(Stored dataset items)
-.-.-

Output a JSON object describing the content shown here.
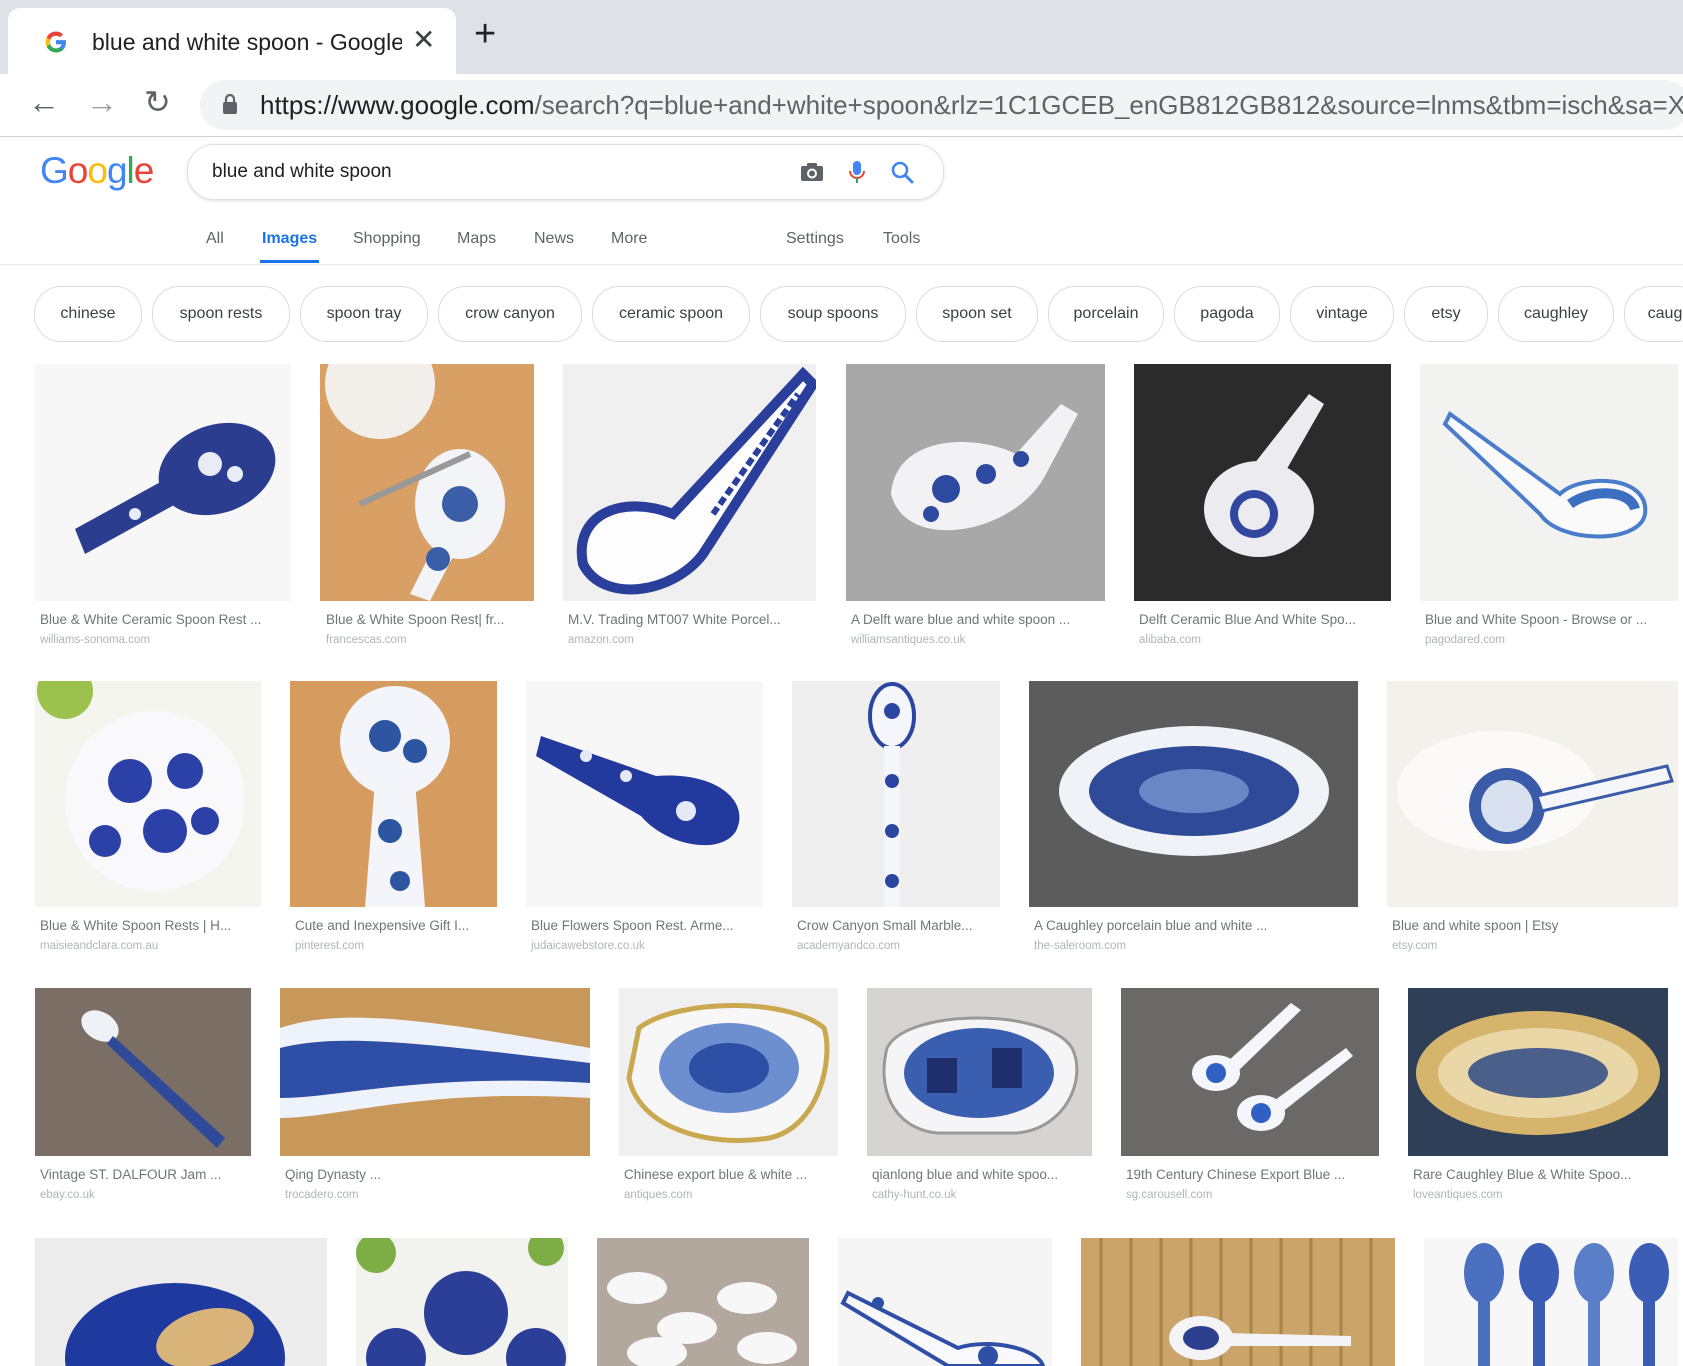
{
  "browser": {
    "tab_title": "blue and white spoon - Google S",
    "url_host": "https://www.google.com",
    "url_rest": "/search?q=blue+and+white+spoon&rlz=1C1GCEB_enGB812GB812&source=lnms&tbm=isch&sa=X&ved"
  },
  "search": {
    "query": "blue and white spoon"
  },
  "nav": {
    "all": "All",
    "images": "Images",
    "shopping": "Shopping",
    "maps": "Maps",
    "news": "News",
    "more": "More",
    "settings": "Settings",
    "tools": "Tools"
  },
  "chips": [
    "chinese",
    "spoon rests",
    "spoon tray",
    "crow canyon",
    "ceramic spoon",
    "soup spoons",
    "spoon set",
    "porcelain",
    "pagoda",
    "vintage",
    "etsy",
    "caughley",
    "caug"
  ],
  "results": [
    {
      "caption": "Blue & White Ceramic Spoon Rest ...",
      "domain": "williams-sonoma.com"
    },
    {
      "caption": "Blue & White Spoon Rest| fr...",
      "domain": "francescas.com"
    },
    {
      "caption": "M.V. Trading MT007 White Porcel...",
      "domain": "amazon.com"
    },
    {
      "caption": "A Delft ware blue and white spoon ...",
      "domain": "williamsantiques.co.uk"
    },
    {
      "caption": "Delft Ceramic Blue And White Spo...",
      "domain": "alibaba.com"
    },
    {
      "caption": "Blue and White Spoon - Browse or ...",
      "domain": "pagodared.com"
    },
    {
      "caption": "Blue & White Spoon Rests | H...",
      "domain": "maisieandclara.com.au"
    },
    {
      "caption": "Cute and Inexpensive Gift I...",
      "domain": "pinterest.com"
    },
    {
      "caption": "Blue Flowers Spoon Rest. Arme...",
      "domain": "judaicawebstore.co.uk"
    },
    {
      "caption": "Crow Canyon Small Marble...",
      "domain": "academyandco.com"
    },
    {
      "caption": "A Caughley porcelain blue and white ...",
      "domain": "the-saleroom.com"
    },
    {
      "caption": "Blue and white spoon | Etsy",
      "domain": "etsy.com"
    },
    {
      "caption": "Vintage ST. DALFOUR Jam ...",
      "domain": "ebay.co.uk"
    },
    {
      "caption": "Qing Dynasty ...",
      "domain": "trocadero.com"
    },
    {
      "caption": "Chinese export blue & white ...",
      "domain": "antiques.com"
    },
    {
      "caption": "qianlong blue and white spoo...",
      "domain": "cathy-hunt.co.uk"
    },
    {
      "caption": "19th Century Chinese Export Blue ...",
      "domain": "sg.carousell.com"
    },
    {
      "caption": "Rare Caughley Blue & White Spoo...",
      "domain": "loveantiques.com"
    }
  ]
}
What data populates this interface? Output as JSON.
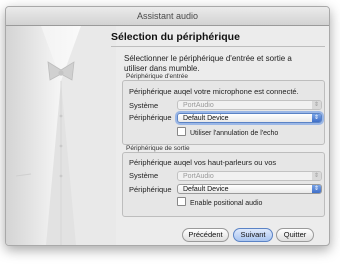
{
  "window": {
    "title": "Assistant audio"
  },
  "page": {
    "title": "Sélection du périphérique",
    "intro": "Sélectionner le périphérique d'entrée et sortie a utiliser dans mumble."
  },
  "input_group": {
    "label": "Périphérique d'entrée",
    "description": "Périphérique auqel votre microphone est connecté.",
    "system_label": "Système",
    "system_value": "PortAudio",
    "device_label": "Périphérique",
    "device_value": "Default Device",
    "checkbox_label": "Utiliser l'annulation de l'echo"
  },
  "output_group": {
    "label": "Périphérique de sortie",
    "description": "Périphérique auqel vos haut-parleurs ou vos",
    "system_label": "Système",
    "system_value": "PortAudio",
    "device_label": "Périphérique",
    "device_value": "Default Device",
    "checkbox_label": "Enable positional audio"
  },
  "buttons": {
    "previous": "Précédent",
    "next": "Suivant",
    "quit": "Quitter"
  }
}
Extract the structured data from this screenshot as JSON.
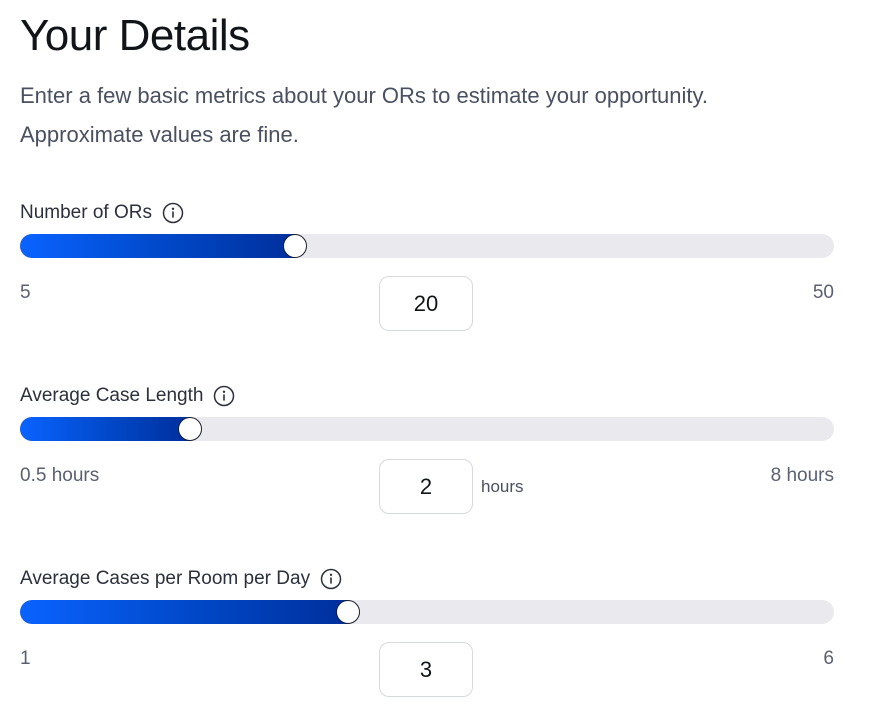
{
  "header": {
    "title": "Your Details",
    "intro_line1": "Enter a few basic metrics about your ORs to estimate your opportunity.",
    "intro_line2": "Approximate values are fine."
  },
  "fields": [
    {
      "label": "Number of ORs",
      "min_label": "5",
      "max_label": "50",
      "value": "20",
      "fill_fraction": 0.338,
      "unit": ""
    },
    {
      "label": "Average Case Length",
      "min_label": "0.5 hours",
      "max_label": "8 hours",
      "value": "2",
      "fill_fraction": 0.209,
      "unit": "hours"
    },
    {
      "label": "Average Cases per Room per Day",
      "min_label": "1",
      "max_label": "6",
      "value": "3",
      "fill_fraction": 0.403,
      "unit": ""
    }
  ],
  "colors": {
    "slider_fill_start": "#0a63ff",
    "slider_fill_end": "#002f9c",
    "track": "#e9e9ee"
  },
  "icons": {
    "info": "info-circle-icon"
  }
}
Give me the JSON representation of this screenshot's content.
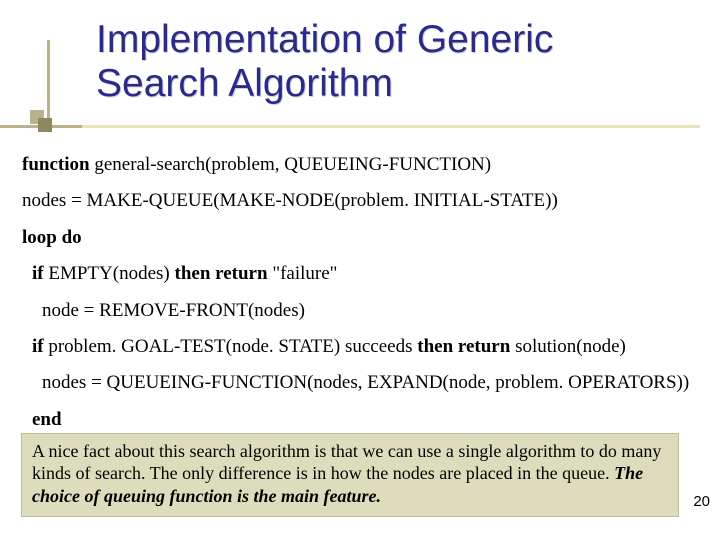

-.-.-

WHAT IS REQUIRED — Output the entries above exactly. Drop the pictures.

SOLUTION FOR THIS TASK —
Output a JSON object describing the content shown here.
{
  "browser": {
    "tab_title": "blue and white spoon - Google S",
    "url_host": "https://www.google.com",
    "url_rest": "/search?q=blue+and+white+spoon&rlz=1C1GCEB_enGB812GB812&source=lnms&tbm=isch&sa=X&ved"
  },
  "search": {
    "query": "blue and white spoon"
  },
  "nav": {
    "all": "All",
    "images": "Images",
    "shopping": "Shopping",
    "maps": "Maps",
    "news": "News",
    "more": "More",
    "settings": "Settings",
    "tools": "Tools"
  },
  "chips": [
    "chinese",
    "spoon rests",
    "spoon tray",
    "crow canyon",
    "ceramic spoon",
    "soup spoons",
    "spoon set",
    "porcelain",
    "pagoda",
    "vintage",
    "etsy",
    "caughley",
    "caug"
  ],
  "results": [
    {
      "caption": "Blue & White Ceramic Spoon Rest ...",
      "domain": "williams-sonoma.com"
    },
    {
      "caption": "Blue & White Spoon Rest| fr...",
      "domain": "francescas.com"
    },
    {
      "caption": "M.V. Trading MT007 White Porcel...",
      "domain": "amazon.com"
    },
    {
      "caption": "A Delft ware blue and white spoon ...",
      "domain": "williamsantiques.co.uk"
    },
    {
      "caption": "Delft Ceramic Blue And White Spo...",
      "domain": "alibaba.com"
    },
    {
      "caption": "Blue and White Spoon - Browse or ...",
      "domain": "pagodared.com"
    },
    {
      "caption": "Blue & White Spoon Rests | H...",
      "domain": "maisieandclara.com.au"
    },
    {
      "caption": "Cute and Inexpensive Gift I...",
      "domain": "pinterest.com"
    },
    {
      "caption": "Blue Flowers Spoon Rest. Arme...",
      "domain": "judaicawebstore.co.uk"
    },
    {
      "caption": "Crow Canyon Small Marble...",
      "domain": "academyandco.com"
    },
    {
      "caption": "A Caughley porcelain blue and white ...",
      "domain": "the-saleroom.com"
    },
    {
      "caption": "Blue and white spoon | Etsy",
      "domain": "etsy.com"
    },
    {
      "caption": "Vintage ST. DALFOUR Jam ...",
      "domain": "ebay.co.uk"
    },
    {
      "caption": "Qing Dynasty ...",
      "domain": "trocadero.com"
    },
    {
      "caption": "Chinese export blue & white ...",
      "domain": "antiques.com"
    },
    {
      "caption": "qianlong blue and white spoo...",
      "domain": "cathy-hunt.co.uk"
    },
    {
      "caption": "19th Century Chinese Export Blue ...",
      "domain": "sg.carousell.com"
    },
    {
      "caption": "Rare Caughley Blue & White Spoo...",
      "domain": "loveantiques.com"
    }
  ]
}
What data populates this interface? Output as JSON.
{
  "window": {
    "title": "Assistant audio"
  },
  "page": {
    "title": "Sélection du périphérique",
    "intro": "Sélectionner le périphérique d'entrée et sortie a utiliser dans mumble."
  },
  "input_group": {
    "label": "Périphérique d'entrée",
    "description": "Périphérique auqel votre microphone est connecté.",
    "system_label": "Système",
    "system_value": "PortAudio",
    "device_label": "Périphérique",
    "device_value": "Default Device",
    "checkbox_label": "Utiliser l'annulation de l'echo"
  },
  "output_group": {
    "label": "Périphérique de sortie",
    "description": "Périphérique auqel vos haut-parleurs ou vos",
    "system_label": "Système",
    "system_value": "PortAudio",
    "device_label": "Périphérique",
    "device_value": "Default Device",
    "checkbox_label": "Enable positional audio"
  },
  "buttons": {
    "previous": "Précédent",
    "next": "Suivant",
    "quit": "Quitter"
  }
}
Extract the structured data from this screenshot as JSON.
{
  "header": {
    "title": "Your Details",
    "intro_line1": "Enter a few basic metrics about your ORs to estimate your opportunity.",
    "intro_line2": "Approximate values are fine."
  },
  "fields": [
    {
      "label": "Number of ORs",
      "min_label": "5",
      "max_label": "50",
      "value": "20",
      "fill_fraction": 0.338,
      "unit": ""
    },
    {
      "label": "Average Case Length",
      "min_label": "0.5 hours",
      "max_label": "8 hours",
      "value": "2",
      "fill_fraction": 0.209,
      "unit": "hours"
    },
    {
      "label": "Average Cases per Room per Day",
      "min_label": "1",
      "max_label": "6",
      "value": "3",
      "fill_fraction": 0.403,
      "unit": ""
    }
  ],
  "colors": {
    "slider_fill_start": "#0a63ff",
    "slider_fill_end": "#002f9c",
    "track": "#e9e9ee"
  },
  "icons": {
    "info": "info-circle-icon"
  }
}
Give me the JSON representation of this screenshot's content.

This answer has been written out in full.